[Your instructions]
Tally the lines in the records below that contain "Korbach" and return only the result.

*** Records shown Section Begins ***

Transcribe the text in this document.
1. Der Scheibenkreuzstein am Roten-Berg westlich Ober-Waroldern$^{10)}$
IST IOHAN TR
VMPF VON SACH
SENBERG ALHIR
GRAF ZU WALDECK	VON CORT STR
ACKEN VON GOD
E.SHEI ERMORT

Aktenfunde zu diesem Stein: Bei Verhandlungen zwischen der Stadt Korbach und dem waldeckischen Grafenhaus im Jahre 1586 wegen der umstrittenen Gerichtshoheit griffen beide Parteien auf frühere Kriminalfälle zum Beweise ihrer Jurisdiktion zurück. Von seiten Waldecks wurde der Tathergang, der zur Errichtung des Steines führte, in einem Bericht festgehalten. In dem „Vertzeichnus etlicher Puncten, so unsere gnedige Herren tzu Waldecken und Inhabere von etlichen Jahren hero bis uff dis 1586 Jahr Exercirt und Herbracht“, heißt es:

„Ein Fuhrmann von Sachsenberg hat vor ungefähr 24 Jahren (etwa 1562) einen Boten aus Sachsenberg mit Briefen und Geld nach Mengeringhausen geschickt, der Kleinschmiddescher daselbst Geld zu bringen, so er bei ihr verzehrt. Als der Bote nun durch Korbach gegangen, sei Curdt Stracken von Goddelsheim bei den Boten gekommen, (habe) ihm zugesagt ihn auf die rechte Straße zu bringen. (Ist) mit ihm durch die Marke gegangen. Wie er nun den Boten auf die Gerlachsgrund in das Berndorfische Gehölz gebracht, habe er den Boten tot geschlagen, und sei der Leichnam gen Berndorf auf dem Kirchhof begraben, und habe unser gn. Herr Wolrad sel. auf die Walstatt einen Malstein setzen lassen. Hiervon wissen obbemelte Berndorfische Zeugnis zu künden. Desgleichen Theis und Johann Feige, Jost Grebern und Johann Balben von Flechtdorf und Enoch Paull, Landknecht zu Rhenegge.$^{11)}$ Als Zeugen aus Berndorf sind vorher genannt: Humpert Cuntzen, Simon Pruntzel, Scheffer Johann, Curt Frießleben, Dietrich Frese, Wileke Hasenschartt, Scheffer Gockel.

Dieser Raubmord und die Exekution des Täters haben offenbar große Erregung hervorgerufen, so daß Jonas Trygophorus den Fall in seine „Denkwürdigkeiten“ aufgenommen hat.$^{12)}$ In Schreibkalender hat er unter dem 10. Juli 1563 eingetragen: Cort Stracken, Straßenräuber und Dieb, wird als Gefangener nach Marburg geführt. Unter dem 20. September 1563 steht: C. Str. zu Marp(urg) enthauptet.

*** Records shown Section Ends ***

[Answer below]
2